#### Exercise objective:
Search the material for the string "arrow" and copy each line where it occurs.

— Start of Records to use —

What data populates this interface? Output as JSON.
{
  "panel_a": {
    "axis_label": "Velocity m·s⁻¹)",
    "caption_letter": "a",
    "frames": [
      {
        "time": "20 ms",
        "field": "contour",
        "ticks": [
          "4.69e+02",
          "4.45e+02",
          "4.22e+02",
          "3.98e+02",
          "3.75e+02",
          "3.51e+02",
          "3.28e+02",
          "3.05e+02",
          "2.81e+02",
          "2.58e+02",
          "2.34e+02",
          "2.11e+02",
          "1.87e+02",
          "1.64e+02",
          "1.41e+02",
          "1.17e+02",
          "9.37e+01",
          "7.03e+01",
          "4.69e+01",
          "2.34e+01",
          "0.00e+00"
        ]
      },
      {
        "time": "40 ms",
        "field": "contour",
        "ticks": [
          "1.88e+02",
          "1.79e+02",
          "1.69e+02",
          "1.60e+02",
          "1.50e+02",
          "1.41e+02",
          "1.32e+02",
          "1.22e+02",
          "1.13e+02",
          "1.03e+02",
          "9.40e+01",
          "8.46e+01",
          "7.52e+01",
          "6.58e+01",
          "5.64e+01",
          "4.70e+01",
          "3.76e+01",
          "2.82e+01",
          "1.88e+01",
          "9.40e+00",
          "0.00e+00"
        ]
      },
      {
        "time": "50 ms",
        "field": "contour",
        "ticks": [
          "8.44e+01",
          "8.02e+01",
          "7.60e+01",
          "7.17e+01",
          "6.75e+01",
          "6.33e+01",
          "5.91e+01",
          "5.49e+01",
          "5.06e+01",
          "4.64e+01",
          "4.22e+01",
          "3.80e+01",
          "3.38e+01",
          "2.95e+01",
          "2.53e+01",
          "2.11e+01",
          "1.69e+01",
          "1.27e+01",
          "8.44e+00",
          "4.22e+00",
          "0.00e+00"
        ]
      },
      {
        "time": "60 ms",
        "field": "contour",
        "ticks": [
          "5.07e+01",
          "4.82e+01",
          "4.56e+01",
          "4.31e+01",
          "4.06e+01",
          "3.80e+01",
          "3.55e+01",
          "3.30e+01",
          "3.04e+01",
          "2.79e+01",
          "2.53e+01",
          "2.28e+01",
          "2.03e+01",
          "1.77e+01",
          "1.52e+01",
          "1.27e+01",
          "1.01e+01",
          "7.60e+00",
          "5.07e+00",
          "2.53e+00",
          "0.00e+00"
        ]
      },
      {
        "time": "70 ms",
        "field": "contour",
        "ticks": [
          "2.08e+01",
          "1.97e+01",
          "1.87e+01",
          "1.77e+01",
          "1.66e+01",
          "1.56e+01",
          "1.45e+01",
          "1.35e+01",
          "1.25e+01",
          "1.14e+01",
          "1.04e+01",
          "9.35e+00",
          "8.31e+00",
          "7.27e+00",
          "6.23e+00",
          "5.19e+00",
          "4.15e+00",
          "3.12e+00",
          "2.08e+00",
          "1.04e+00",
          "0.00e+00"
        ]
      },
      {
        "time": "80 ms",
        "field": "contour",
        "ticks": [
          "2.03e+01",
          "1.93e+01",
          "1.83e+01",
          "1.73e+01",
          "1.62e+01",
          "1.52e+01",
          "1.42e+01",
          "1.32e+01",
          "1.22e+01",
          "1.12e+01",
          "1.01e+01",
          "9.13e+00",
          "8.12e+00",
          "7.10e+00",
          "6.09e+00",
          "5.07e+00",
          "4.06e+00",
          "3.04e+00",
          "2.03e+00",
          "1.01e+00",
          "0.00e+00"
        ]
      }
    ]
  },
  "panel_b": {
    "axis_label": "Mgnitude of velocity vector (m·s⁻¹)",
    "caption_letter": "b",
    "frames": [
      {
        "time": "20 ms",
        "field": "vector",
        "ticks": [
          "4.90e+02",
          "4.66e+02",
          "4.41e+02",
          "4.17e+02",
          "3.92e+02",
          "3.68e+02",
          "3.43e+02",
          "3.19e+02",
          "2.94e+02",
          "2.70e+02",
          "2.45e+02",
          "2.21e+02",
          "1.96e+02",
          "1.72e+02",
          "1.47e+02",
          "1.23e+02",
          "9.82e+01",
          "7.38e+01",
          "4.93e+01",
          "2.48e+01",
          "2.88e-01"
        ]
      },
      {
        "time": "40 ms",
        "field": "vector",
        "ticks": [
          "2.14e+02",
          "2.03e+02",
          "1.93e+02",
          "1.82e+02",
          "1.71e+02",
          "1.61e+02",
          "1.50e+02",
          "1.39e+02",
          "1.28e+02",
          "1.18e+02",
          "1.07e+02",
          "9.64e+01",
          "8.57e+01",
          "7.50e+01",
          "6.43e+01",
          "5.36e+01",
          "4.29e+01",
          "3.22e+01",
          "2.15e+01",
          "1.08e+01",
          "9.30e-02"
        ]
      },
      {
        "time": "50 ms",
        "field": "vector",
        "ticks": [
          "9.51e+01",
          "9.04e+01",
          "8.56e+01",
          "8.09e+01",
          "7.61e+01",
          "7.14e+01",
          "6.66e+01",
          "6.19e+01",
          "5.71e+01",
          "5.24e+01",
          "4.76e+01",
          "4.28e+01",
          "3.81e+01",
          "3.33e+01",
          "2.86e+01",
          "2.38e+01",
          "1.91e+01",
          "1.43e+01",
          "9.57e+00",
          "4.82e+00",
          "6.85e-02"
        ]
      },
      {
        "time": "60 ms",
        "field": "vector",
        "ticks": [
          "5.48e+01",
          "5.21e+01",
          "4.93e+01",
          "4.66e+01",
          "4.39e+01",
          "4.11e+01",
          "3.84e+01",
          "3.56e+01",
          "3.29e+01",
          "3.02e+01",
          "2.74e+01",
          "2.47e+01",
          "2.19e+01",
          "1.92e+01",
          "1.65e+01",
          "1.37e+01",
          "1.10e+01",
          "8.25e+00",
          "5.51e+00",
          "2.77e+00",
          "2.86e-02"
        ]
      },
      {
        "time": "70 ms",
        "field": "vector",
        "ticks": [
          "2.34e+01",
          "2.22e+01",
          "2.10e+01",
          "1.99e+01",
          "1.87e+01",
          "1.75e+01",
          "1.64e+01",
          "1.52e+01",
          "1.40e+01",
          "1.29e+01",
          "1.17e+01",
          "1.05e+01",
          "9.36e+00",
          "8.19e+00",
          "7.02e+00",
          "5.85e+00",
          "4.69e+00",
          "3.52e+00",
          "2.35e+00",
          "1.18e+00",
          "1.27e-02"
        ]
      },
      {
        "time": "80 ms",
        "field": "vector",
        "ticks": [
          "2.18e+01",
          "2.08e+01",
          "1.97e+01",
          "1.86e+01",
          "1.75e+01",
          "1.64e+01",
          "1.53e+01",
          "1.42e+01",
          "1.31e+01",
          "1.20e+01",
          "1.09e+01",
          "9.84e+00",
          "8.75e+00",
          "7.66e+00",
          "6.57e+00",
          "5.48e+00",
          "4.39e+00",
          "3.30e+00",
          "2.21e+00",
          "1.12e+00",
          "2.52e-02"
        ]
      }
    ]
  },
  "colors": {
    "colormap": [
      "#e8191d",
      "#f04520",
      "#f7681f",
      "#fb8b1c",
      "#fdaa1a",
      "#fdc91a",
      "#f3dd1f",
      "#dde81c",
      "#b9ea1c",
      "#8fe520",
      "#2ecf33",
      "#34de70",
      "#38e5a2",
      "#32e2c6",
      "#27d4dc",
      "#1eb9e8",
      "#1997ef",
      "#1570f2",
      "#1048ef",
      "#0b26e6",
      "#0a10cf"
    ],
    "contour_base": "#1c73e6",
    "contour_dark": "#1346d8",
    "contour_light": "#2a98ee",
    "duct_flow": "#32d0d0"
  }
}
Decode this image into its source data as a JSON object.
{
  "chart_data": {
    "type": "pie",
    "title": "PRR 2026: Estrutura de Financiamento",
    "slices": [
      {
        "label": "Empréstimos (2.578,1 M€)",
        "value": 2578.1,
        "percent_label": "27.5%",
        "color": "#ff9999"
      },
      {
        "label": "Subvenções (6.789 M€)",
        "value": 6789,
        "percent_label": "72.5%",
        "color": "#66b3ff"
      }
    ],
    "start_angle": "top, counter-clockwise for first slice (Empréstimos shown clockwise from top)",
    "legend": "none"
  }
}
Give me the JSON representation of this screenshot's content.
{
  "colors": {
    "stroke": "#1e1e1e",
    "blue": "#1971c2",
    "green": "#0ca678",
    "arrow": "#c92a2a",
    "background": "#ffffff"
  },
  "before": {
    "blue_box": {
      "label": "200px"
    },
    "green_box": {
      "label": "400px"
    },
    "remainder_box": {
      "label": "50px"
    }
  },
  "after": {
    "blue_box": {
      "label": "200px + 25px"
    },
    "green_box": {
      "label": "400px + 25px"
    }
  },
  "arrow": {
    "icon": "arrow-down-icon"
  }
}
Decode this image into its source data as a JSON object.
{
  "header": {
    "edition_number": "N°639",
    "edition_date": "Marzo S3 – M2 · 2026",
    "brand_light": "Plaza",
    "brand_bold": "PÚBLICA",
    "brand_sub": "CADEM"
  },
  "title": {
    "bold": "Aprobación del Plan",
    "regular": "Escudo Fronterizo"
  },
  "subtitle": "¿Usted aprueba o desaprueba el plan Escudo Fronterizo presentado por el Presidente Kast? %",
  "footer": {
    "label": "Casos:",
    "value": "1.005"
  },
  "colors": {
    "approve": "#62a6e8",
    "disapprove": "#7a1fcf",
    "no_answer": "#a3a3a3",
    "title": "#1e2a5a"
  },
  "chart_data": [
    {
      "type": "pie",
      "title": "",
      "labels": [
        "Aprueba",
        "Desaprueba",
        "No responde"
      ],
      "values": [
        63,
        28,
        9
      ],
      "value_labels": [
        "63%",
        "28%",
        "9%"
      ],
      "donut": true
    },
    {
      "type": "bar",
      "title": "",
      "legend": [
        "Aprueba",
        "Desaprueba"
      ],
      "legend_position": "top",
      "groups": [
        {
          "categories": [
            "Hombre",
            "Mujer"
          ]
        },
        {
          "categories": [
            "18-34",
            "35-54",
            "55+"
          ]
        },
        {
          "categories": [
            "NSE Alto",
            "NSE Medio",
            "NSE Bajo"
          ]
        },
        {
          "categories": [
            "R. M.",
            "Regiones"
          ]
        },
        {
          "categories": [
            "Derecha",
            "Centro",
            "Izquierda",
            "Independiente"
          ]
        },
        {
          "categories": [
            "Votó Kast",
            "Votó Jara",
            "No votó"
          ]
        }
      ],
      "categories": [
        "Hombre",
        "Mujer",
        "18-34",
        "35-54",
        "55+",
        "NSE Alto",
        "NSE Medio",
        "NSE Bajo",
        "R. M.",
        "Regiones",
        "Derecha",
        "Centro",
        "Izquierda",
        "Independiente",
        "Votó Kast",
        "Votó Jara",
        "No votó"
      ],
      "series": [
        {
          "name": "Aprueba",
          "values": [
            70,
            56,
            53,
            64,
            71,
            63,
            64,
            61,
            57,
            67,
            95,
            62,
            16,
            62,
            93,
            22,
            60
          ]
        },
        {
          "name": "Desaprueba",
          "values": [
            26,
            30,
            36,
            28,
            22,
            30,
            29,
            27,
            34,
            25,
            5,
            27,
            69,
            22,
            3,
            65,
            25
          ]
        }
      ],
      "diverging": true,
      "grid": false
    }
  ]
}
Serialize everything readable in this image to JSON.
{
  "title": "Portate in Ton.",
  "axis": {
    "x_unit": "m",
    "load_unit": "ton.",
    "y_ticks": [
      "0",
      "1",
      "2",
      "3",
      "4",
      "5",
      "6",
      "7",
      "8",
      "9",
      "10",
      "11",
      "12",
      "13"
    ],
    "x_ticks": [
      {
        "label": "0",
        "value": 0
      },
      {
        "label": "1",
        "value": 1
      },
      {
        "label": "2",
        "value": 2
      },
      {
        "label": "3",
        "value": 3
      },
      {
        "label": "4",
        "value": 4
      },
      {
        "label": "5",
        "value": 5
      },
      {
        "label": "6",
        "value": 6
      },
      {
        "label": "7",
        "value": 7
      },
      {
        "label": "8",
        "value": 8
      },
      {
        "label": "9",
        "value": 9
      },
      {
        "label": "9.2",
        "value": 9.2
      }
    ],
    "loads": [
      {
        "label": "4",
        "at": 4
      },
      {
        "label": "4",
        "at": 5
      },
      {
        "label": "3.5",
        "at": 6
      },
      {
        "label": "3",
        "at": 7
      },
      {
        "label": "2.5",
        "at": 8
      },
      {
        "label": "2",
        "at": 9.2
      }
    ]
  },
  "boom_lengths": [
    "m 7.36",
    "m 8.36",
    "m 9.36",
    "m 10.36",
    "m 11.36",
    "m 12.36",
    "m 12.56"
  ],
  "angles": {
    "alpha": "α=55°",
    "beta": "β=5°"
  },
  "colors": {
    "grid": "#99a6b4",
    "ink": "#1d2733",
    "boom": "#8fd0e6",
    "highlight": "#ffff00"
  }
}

— End of Records to use —

#### Answer below:
    "arrow": "#c92a2a",
  "arrow": {
    "icon": "arrow-down-icon"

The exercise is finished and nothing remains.